◆ **WORK REQUIRED**: Write out the records below word for word, please.

* begin GIVEN DATA *

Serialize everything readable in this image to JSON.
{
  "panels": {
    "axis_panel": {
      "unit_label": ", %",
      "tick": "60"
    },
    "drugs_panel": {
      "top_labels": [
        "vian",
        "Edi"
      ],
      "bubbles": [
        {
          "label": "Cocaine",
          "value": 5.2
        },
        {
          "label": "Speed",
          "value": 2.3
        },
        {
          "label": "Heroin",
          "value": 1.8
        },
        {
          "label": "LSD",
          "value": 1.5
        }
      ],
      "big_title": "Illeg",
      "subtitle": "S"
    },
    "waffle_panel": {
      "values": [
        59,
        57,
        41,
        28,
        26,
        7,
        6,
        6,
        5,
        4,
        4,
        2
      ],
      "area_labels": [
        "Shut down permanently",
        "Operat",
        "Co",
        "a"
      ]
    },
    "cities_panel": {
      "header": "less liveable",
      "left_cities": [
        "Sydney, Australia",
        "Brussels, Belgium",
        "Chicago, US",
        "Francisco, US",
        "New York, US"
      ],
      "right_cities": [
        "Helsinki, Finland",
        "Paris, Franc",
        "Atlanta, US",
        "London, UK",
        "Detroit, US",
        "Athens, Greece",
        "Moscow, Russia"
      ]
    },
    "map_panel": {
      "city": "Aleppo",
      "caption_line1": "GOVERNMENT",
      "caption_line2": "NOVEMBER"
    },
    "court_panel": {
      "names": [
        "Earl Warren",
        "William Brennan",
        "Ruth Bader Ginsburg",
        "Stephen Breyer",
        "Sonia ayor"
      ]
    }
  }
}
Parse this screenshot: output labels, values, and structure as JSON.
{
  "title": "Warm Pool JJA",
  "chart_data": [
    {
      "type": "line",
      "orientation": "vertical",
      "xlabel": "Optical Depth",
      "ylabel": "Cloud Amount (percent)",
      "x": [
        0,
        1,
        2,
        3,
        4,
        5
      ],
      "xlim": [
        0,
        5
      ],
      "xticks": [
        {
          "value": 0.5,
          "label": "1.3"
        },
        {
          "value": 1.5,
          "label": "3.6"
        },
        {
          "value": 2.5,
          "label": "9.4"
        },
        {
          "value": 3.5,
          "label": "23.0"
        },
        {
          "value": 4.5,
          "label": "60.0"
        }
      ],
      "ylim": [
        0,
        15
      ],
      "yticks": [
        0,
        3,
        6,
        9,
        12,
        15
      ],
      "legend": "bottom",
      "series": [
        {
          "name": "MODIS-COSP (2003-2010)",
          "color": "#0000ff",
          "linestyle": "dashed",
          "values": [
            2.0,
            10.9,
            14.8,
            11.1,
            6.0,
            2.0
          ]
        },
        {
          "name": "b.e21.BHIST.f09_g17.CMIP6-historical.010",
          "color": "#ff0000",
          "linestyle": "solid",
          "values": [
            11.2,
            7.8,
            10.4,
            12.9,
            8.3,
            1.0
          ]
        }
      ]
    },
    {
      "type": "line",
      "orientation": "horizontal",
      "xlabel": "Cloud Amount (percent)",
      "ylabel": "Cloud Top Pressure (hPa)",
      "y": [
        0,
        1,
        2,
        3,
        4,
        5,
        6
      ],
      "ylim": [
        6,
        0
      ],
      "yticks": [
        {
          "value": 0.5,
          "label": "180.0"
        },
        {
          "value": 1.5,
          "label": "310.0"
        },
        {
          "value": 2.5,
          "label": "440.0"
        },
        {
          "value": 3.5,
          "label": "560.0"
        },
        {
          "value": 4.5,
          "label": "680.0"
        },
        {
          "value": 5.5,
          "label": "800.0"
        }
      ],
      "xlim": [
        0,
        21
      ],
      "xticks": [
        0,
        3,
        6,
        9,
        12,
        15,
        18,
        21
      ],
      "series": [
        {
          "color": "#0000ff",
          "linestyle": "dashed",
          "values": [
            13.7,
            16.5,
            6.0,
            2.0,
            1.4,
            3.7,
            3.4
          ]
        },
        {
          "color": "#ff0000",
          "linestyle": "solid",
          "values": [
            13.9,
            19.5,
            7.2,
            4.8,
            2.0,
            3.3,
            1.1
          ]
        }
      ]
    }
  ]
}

* end GIVEN DATA *

◆ **EXPECTED ANSWER**:
Serialize everything readable in this image to JSON.
{
  "panels": {
    "axis_panel": {
      "unit_label": ", %",
      "tick": "60"
    },
    "drugs_panel": {
      "top_labels": [
        "vian",
        "Edi"
      ],
      "bubbles": [
        {
          "label": "Cocaine",
          "value": 5.2
        },
        {
          "label": "Speed",
          "value": 2.3
        },
        {
          "label": "Heroin",
          "value": 1.8
        },
        {
          "label": "LSD",
          "value": 1.5
        }
      ],
      "big_title": "Illeg",
      "subtitle": "S"
    },
    "waffle_panel": {
      "values": [
        59,
        57,
        41,
        28,
        26,
        7,
        6,
        6,
        5,
        4,
        4,
        2
      ],
      "area_labels": [
        "Shut down permanently",
        "Operat",
        "Co",
        "a"
      ]
    },
    "cities_panel": {
      "header": "less liveable",
      "left_cities": [
        "Sydney, Australia",
        "Brussels, Belgium",
        "Chicago, US",
        "Francisco, US",
        "New York, US"
      ],
      "right_cities": [
        "Helsinki, Finland",
        "Paris, Franc",
        "Atlanta, US",
        "London, UK",
        "Detroit, US",
        "Athens, Greece",
        "Moscow, Russia"
      ]
    },
    "map_panel": {
      "city": "Aleppo",
      "caption_line1": "GOVERNMENT",
      "caption_line2": "NOVEMBER"
    },
    "court_panel": {
      "names": [
        "Earl Warren",
        "William Brennan",
        "Ruth Bader Ginsburg",
        "Stephen Breyer",
        "Sonia ayor"
      ]
    }
  }
}
Parse this screenshot: output labels, values, and structure as JSON.
{
  "title": "Warm Pool JJA",
  "chart_data": [
    {
      "type": "line",
      "orientation": "vertical",
      "xlabel": "Optical Depth",
      "ylabel": "Cloud Amount (percent)",
      "x": [
        0,
        1,
        2,
        3,
        4,
        5
      ],
      "xlim": [
        0,
        5
      ],
      "xticks": [
        {
          "value": 0.5,
          "label": "1.3"
        },
        {
          "value": 1.5,
          "label": "3.6"
        },
        {
          "value": 2.5,
          "label": "9.4"
        },
        {
          "value": 3.5,
          "label": "23.0"
        },
        {
          "value": 4.5,
          "label": "60.0"
        }
      ],
      "ylim": [
        0,
        15
      ],
      "yticks": [
        0,
        3,
        6,
        9,
        12,
        15
      ],
      "legend": "bottom",
      "series": [
        {
          "name": "MODIS-COSP (2003-2010)",
          "color": "#0000ff",
          "linestyle": "dashed",
          "values": [
            2.0,
            10.9,
            14.8,
            11.1,
            6.0,
            2.0
          ]
        },
        {
          "name": "b.e21.BHIST.f09_g17.CMIP6-historical.010",
          "color": "#ff0000",
          "linestyle": "solid",
          "values": [
            11.2,
            7.8,
            10.4,
            12.9,
            8.3,
            1.0
          ]
        }
      ]
    },
    {
      "type": "line",
      "orientation": "horizontal",
      "xlabel": "Cloud Amount (percent)",
      "ylabel": "Cloud Top Pressure (hPa)",
      "y": [
        0,
        1,
        2,
        3,
        4,
        5,
        6
      ],
      "ylim": [
        6,
        0
      ],
      "yticks": [
        {
          "value": 0.5,
          "label": "180.0"
        },
        {
          "value": 1.5,
          "label": "310.0"
        },
        {
          "value": 2.5,
          "label": "440.0"
        },
        {
          "value": 3.5,
          "label": "560.0"
        },
        {
          "value": 4.5,
          "label": "680.0"
        },
        {
          "value": 5.5,
          "label": "800.0"
        }
      ],
      "xlim": [
        0,
        21
      ],
      "xticks": [
        0,
        3,
        6,
        9,
        12,
        15,
        18,
        21
      ],
      "series": [
        {
          "color": "#0000ff",
          "linestyle": "dashed",
          "values": [
            13.7,
            16.5,
            6.0,
            2.0,
            1.4,
            3.7,
            3.4
          ]
        },
        {
          "color": "#ff0000",
          "linestyle": "solid",
          "values": [
            13.9,
            19.5,
            7.2,
            4.8,
            2.0,
            3.3,
            1.1
          ]
        }
      ]
    }
  ]
}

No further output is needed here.